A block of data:
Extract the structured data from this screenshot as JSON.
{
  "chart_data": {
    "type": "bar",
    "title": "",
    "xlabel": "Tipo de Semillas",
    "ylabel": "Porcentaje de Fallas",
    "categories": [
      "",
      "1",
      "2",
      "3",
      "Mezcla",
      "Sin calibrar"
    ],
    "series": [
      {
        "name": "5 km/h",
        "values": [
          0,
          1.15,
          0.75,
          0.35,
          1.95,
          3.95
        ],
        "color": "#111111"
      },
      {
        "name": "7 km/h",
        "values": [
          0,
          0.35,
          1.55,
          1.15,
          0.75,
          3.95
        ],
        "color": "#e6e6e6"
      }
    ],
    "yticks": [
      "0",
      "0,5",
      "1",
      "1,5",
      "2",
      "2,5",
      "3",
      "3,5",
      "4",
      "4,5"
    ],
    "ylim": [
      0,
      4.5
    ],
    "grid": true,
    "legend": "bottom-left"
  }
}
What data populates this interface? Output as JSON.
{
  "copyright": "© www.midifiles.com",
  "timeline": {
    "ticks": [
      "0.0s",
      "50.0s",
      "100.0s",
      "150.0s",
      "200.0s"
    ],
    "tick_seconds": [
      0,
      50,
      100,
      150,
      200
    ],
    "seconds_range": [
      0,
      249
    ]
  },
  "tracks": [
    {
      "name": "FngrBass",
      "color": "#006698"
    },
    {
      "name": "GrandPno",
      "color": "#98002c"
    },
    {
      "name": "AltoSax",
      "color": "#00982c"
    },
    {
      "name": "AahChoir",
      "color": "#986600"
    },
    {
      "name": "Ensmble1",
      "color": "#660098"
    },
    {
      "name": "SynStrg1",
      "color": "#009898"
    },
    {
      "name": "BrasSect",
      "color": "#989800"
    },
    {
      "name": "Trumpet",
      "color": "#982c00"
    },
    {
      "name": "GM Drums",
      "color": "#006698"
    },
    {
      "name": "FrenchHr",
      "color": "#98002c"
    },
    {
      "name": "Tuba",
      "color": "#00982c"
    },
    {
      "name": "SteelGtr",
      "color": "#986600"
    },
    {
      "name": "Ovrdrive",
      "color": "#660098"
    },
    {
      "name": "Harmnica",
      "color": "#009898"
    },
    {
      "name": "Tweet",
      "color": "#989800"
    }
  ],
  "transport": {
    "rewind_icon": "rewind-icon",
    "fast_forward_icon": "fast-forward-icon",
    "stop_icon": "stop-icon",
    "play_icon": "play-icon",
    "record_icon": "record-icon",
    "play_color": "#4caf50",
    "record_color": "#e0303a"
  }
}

**Problem details**
Only the lines from the one containing "What data populates" to the end of the data should be printed, exactly as they stand.

**Problem solution**
What data populates this interface? Output as JSON.
{
  "copyright": "© www.midifiles.com",
  "timeline": {
    "ticks": [
      "0.0s",
      "50.0s",
      "100.0s",
      "150.0s",
      "200.0s"
    ],
    "tick_seconds": [
      0,
      50,
      100,
      150,
      200
    ],
    "seconds_range": [
      0,
      249
    ]
  },
  "tracks": [
    {
      "name": "FngrBass",
      "color": "#006698"
    },
    {
      "name": "GrandPno",
      "color": "#98002c"
    },
    {
      "name": "AltoSax",
      "color": "#00982c"
    },
    {
      "name": "AahChoir",
      "color": "#986600"
    },
    {
      "name": "Ensmble1",
      "color": "#660098"
    },
    {
      "name": "SynStrg1",
      "color": "#009898"
    },
    {
      "name": "BrasSect",
      "color": "#989800"
    },
    {
      "name": "Trumpet",
      "color": "#982c00"
    },
    {
      "name": "GM Drums",
      "color": "#006698"
    },
    {
      "name": "FrenchHr",
      "color": "#98002c"
    },
    {
      "name": "Tuba",
      "color": "#00982c"
    },
    {
      "name": "SteelGtr",
      "color": "#986600"
    },
    {
      "name": "Ovrdrive",
      "color": "#660098"
    },
    {
      "name": "Harmnica",
      "color": "#009898"
    },
    {
      "name": "Tweet",
      "color": "#989800"
    }
  ],
  "transport": {
    "rewind_icon": "rewind-icon",
    "fast_forward_icon": "fast-forward-icon",
    "stop_icon": "stop-icon",
    "play_icon": "play-icon",
    "record_icon": "record-icon",
    "play_color": "#4caf50",
    "record_color": "#e0303a"
  }
}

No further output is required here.